● **Work instructions**: Find the lines that hold the word "votre" and return them.

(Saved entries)
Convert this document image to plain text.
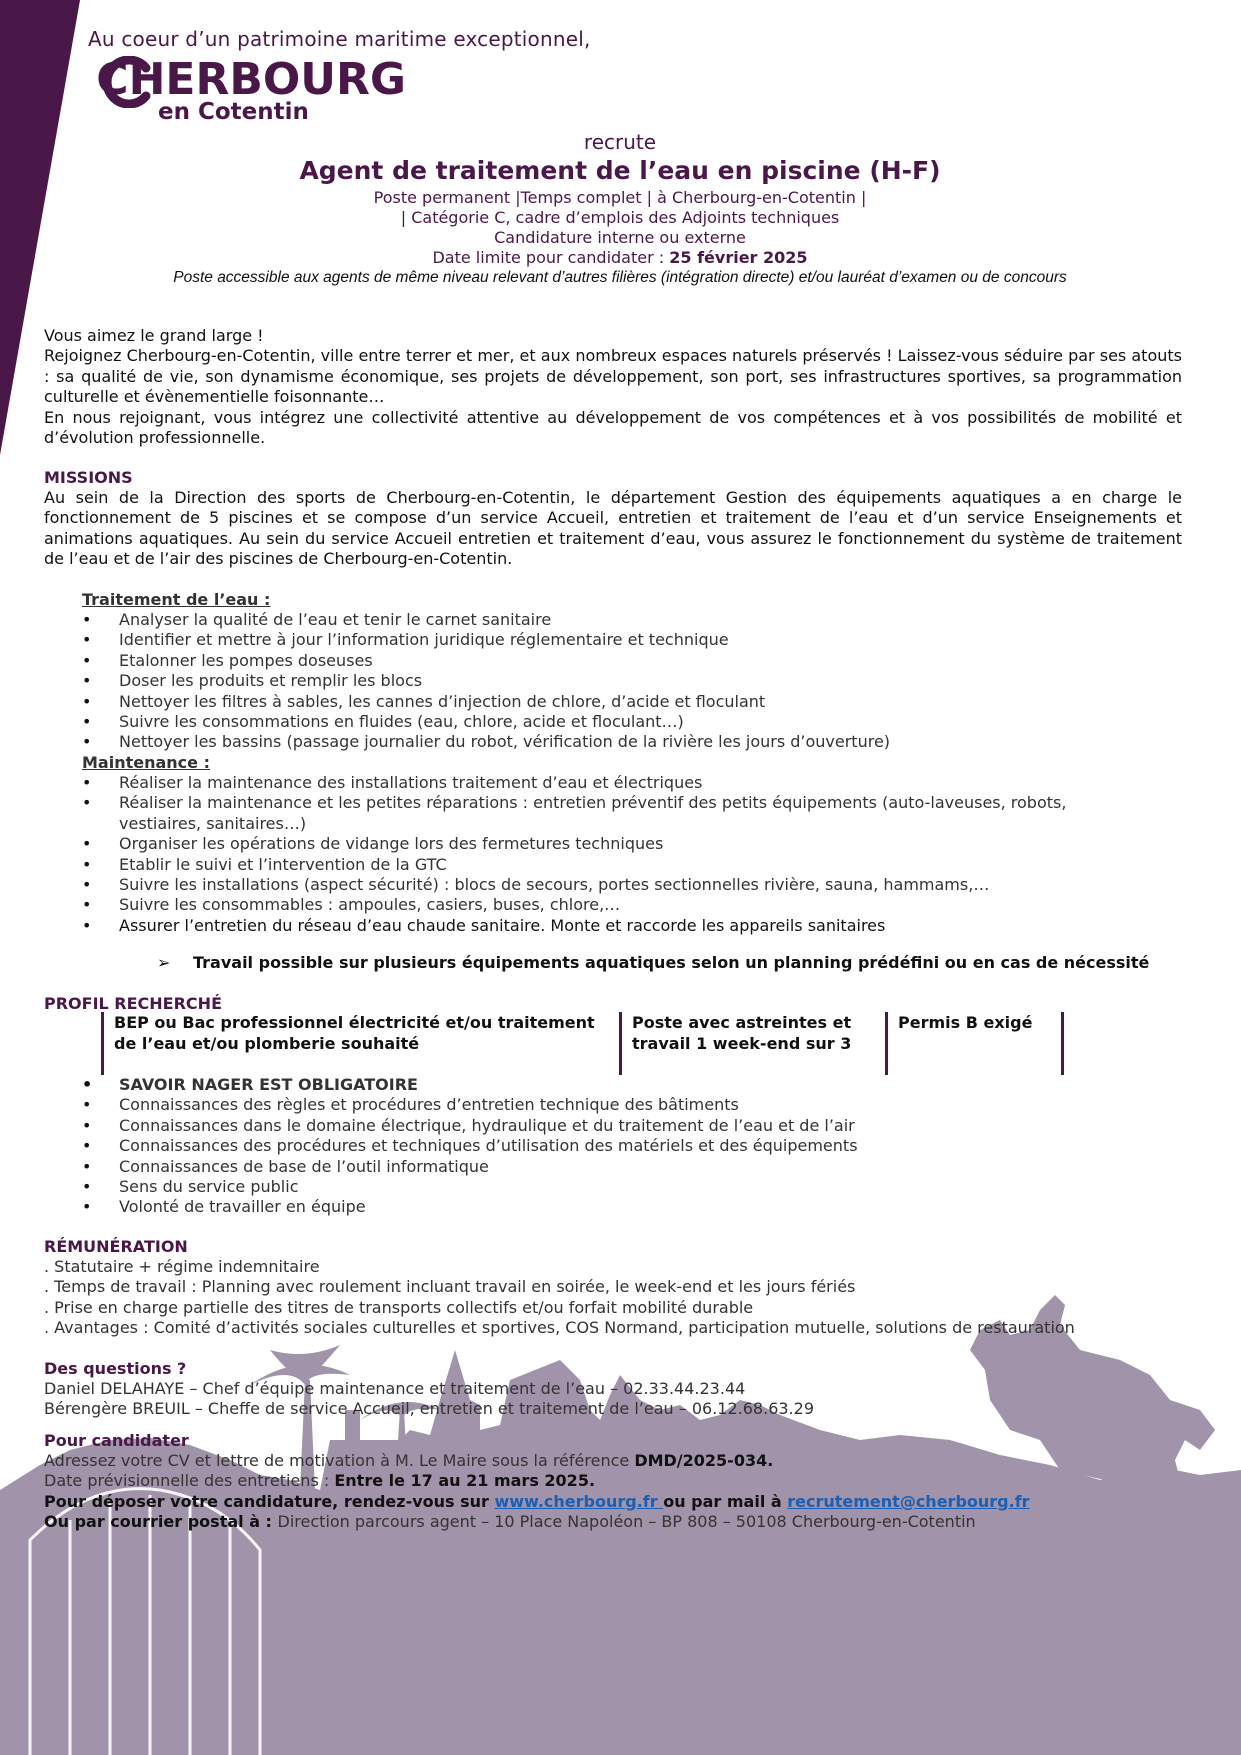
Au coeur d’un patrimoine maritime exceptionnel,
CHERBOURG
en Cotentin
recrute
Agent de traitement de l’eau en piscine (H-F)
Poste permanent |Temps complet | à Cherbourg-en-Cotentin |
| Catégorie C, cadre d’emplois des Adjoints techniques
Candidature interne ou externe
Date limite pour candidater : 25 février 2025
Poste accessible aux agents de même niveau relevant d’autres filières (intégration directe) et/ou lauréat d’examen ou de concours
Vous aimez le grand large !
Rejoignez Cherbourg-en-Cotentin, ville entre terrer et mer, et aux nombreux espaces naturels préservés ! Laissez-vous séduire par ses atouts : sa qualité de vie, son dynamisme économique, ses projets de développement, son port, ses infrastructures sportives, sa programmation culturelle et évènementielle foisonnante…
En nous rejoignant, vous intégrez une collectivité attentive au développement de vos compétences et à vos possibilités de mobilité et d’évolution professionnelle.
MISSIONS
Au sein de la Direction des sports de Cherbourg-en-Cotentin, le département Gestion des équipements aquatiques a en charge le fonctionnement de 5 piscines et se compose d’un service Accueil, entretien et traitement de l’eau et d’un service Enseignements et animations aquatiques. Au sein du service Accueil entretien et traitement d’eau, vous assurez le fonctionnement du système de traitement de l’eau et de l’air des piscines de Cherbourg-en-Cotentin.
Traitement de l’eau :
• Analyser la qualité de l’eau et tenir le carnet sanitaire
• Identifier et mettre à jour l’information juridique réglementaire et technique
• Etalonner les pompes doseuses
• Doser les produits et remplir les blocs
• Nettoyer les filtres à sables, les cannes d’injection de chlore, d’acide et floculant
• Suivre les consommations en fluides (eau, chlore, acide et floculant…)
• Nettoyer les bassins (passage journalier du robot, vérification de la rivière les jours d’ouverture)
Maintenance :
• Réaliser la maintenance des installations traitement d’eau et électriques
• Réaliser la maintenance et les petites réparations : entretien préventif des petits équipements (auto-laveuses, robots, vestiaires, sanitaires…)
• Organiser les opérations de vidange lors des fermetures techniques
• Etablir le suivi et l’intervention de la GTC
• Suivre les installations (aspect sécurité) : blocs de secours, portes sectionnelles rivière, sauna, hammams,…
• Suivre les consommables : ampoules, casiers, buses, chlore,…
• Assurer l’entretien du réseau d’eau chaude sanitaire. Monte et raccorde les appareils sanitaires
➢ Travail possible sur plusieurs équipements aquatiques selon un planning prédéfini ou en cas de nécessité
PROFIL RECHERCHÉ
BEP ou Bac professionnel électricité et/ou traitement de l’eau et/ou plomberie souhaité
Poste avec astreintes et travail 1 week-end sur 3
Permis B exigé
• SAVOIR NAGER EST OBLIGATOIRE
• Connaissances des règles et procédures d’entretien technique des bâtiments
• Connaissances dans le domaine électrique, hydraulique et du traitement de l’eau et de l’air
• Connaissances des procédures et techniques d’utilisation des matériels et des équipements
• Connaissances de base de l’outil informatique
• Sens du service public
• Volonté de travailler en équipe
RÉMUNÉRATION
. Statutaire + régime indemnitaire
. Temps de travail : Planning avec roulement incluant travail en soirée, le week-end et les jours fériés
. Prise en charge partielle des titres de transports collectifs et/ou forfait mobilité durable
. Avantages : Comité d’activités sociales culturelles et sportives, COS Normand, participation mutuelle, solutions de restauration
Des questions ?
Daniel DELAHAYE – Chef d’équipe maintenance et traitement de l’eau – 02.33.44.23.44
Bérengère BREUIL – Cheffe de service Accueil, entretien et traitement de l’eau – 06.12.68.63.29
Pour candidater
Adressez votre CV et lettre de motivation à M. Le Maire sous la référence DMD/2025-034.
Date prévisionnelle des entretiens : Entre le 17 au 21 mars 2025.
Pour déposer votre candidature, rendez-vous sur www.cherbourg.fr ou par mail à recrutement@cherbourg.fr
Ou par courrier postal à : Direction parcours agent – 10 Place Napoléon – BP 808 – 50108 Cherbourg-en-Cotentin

==

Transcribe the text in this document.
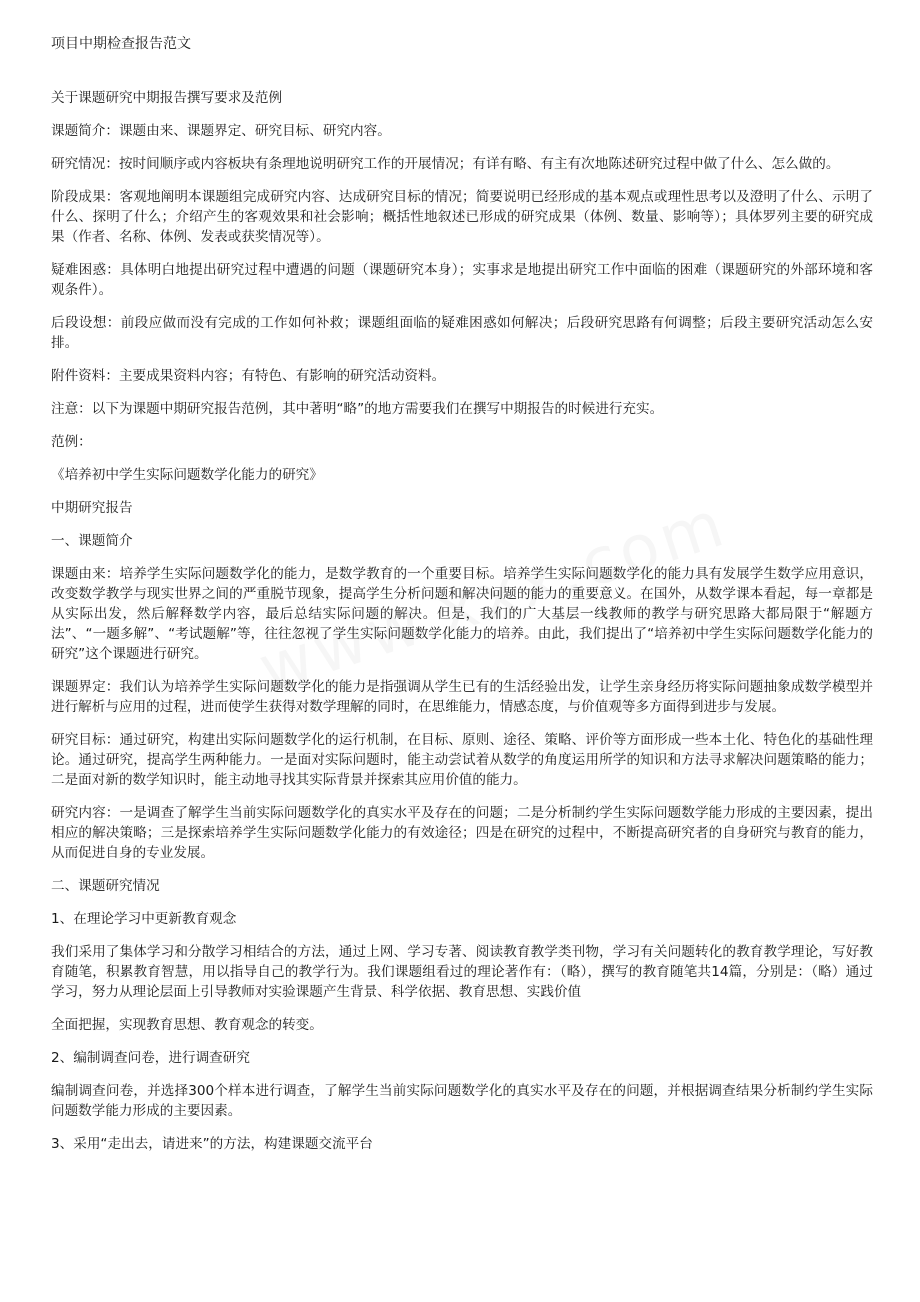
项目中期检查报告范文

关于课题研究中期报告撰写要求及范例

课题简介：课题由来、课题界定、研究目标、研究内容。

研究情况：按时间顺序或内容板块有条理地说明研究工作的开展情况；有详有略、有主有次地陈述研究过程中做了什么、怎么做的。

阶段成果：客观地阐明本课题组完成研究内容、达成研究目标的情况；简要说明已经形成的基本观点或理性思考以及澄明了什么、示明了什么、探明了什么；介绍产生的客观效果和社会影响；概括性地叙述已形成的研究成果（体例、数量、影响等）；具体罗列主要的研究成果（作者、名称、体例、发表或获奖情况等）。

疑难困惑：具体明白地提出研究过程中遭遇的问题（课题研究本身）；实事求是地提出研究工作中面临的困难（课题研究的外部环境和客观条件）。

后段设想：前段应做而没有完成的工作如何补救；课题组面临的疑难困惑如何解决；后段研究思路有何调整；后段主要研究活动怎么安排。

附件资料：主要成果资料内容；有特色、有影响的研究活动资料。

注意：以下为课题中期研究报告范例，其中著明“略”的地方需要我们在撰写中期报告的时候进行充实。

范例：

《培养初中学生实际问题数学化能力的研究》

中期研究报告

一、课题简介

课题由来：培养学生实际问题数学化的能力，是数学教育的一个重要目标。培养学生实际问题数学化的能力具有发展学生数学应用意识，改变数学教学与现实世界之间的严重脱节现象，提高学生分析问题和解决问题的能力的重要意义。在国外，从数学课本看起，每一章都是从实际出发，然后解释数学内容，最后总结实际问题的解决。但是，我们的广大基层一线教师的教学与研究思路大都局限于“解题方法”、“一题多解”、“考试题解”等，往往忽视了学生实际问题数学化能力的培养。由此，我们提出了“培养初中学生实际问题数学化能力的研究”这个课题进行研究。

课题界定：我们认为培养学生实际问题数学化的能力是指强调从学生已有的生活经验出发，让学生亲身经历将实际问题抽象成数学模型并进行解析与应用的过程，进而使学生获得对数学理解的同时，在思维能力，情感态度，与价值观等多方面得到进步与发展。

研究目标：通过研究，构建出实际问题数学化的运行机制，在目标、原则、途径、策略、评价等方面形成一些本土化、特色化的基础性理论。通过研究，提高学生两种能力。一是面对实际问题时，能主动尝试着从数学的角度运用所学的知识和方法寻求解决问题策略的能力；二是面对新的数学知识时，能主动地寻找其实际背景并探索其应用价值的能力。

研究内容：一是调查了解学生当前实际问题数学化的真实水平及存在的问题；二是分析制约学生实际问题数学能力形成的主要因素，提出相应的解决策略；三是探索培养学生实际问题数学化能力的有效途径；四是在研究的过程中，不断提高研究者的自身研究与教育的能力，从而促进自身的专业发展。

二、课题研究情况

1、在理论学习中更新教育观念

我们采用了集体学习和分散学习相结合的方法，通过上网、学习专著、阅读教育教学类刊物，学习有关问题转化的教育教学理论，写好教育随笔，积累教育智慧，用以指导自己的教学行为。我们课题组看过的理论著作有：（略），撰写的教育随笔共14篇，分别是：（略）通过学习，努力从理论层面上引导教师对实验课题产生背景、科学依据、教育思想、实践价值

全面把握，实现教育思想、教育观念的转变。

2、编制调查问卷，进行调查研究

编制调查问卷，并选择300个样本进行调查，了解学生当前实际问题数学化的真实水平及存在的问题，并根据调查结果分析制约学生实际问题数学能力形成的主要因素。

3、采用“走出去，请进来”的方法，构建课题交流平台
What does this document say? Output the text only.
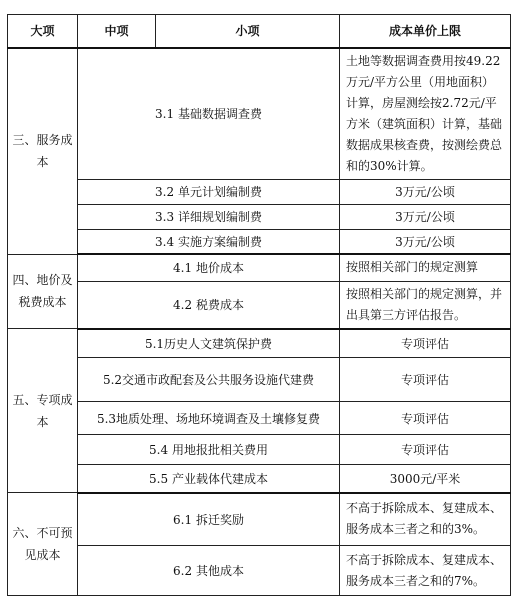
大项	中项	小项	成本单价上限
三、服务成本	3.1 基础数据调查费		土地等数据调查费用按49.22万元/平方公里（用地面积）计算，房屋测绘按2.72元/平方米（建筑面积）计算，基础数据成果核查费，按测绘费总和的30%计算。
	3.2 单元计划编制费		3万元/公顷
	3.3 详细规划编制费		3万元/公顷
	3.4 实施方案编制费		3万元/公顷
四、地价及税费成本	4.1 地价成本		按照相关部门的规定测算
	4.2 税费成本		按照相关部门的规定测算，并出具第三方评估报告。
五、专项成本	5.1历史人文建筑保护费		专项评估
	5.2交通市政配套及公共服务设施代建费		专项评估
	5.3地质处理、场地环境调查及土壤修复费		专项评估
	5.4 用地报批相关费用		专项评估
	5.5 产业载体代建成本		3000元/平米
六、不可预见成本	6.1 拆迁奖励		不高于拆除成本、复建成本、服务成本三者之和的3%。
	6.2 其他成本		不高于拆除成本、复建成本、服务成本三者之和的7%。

---

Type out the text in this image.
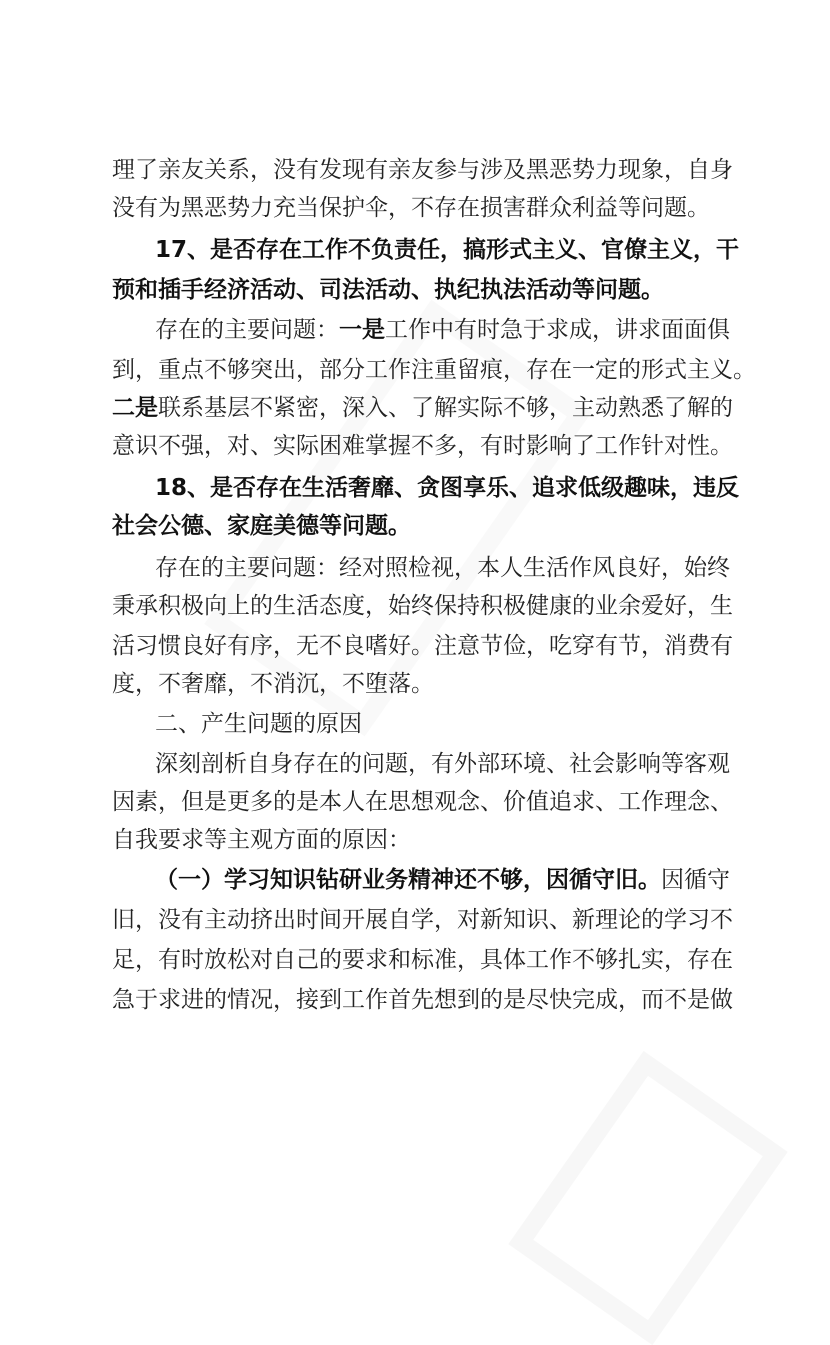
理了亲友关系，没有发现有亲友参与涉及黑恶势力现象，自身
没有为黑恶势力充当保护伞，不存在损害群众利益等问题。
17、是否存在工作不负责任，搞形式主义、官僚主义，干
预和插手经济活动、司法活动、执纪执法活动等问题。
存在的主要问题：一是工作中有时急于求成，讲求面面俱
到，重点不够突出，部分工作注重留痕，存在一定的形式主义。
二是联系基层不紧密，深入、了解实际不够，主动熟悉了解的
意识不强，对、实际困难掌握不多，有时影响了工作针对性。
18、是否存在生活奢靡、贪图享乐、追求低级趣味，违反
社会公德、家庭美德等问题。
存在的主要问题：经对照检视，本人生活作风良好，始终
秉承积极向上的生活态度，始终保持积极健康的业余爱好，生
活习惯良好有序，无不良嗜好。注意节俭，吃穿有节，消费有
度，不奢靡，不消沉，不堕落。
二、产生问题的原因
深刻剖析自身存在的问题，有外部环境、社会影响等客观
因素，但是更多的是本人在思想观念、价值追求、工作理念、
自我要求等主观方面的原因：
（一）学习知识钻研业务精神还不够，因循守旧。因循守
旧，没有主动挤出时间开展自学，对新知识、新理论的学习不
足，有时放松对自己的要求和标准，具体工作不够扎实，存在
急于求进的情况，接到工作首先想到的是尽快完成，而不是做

● **Complete output**:
Adressez votre CV et lettre de motivation à M. Le Maire sous la référence DMD/2025-034.
Pour déposer votre candidature, rendez-vous sur www.cherbourg.fr ou par mail à recrutement@cherbourg.fr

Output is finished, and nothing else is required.